PROBLEM REQUIREMENTS: Drop every picture and give the entries back exactly.

[Figure dataset records]
-- begin --

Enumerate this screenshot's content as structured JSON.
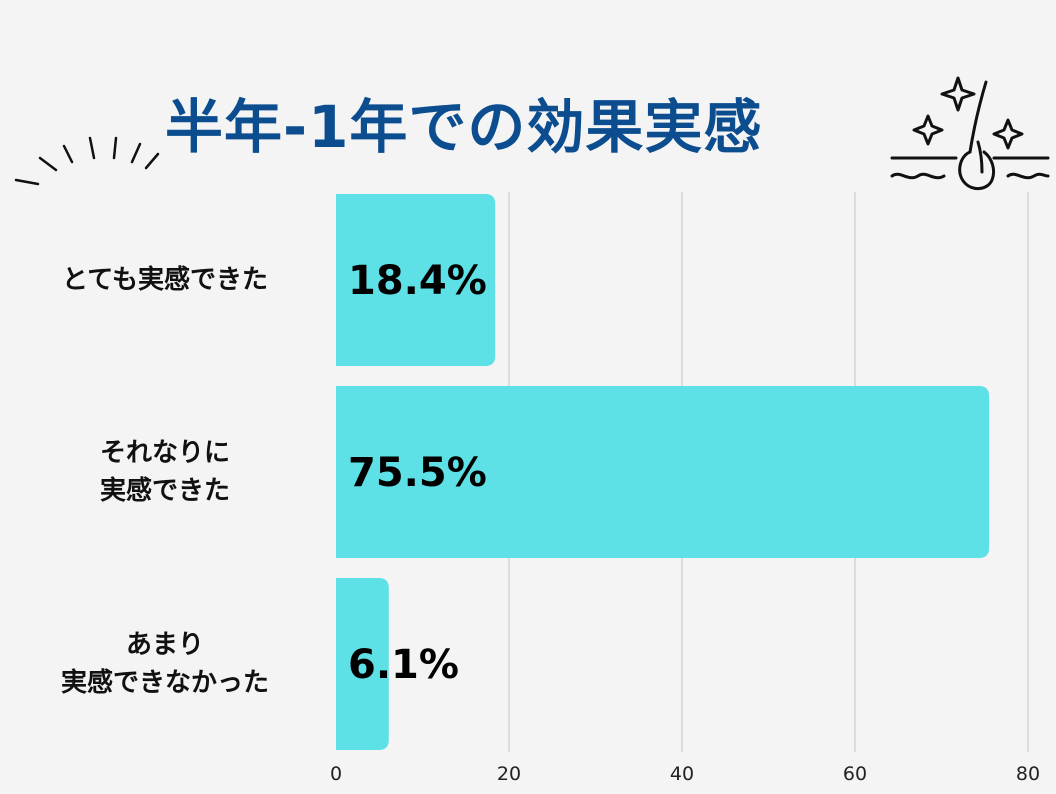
{
  "chart_data": {
    "type": "bar",
    "orientation": "horizontal",
    "title": "半年-1年での効果実感",
    "categories": [
      "とても実感できた",
      "それなりに\n実感できた",
      "あまり\n実感できなかった"
    ],
    "values": [
      18.4,
      75.5,
      6.1
    ],
    "data_labels": [
      "18.4%",
      "75.5%",
      "6.1%"
    ],
    "x_ticks": [
      0,
      20,
      40,
      60,
      80
    ],
    "xlim": [
      0,
      80
    ],
    "grid": true,
    "bar_color": "#5de0e6",
    "grid_color": "#c4c4c4"
  },
  "colors": {
    "title": "#0b4d8f",
    "background": "#f4f4f4"
  },
  "icons": [
    "sparkle-icon",
    "hair-follicle-icon",
    "burst-lines-icon"
  ]
}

-- end --

SOLUTION:
Enumerate this screenshot's content as structured JSON.
{
  "chart_data": {
    "type": "bar",
    "orientation": "horizontal",
    "title": "半年-1年での効果実感",
    "categories": [
      "とても実感できた",
      "それなりに\n実感できた",
      "あまり\n実感できなかった"
    ],
    "values": [
      18.4,
      75.5,
      6.1
    ],
    "data_labels": [
      "18.4%",
      "75.5%",
      "6.1%"
    ],
    "x_ticks": [
      0,
      20,
      40,
      60,
      80
    ],
    "xlim": [
      0,
      80
    ],
    "grid": true,
    "bar_color": "#5de0e6",
    "grid_color": "#c4c4c4"
  },
  "colors": {
    "title": "#0b4d8f",
    "background": "#f4f4f4"
  },
  "icons": [
    "sparkle-icon",
    "hair-follicle-icon",
    "burst-lines-icon"
  ]
}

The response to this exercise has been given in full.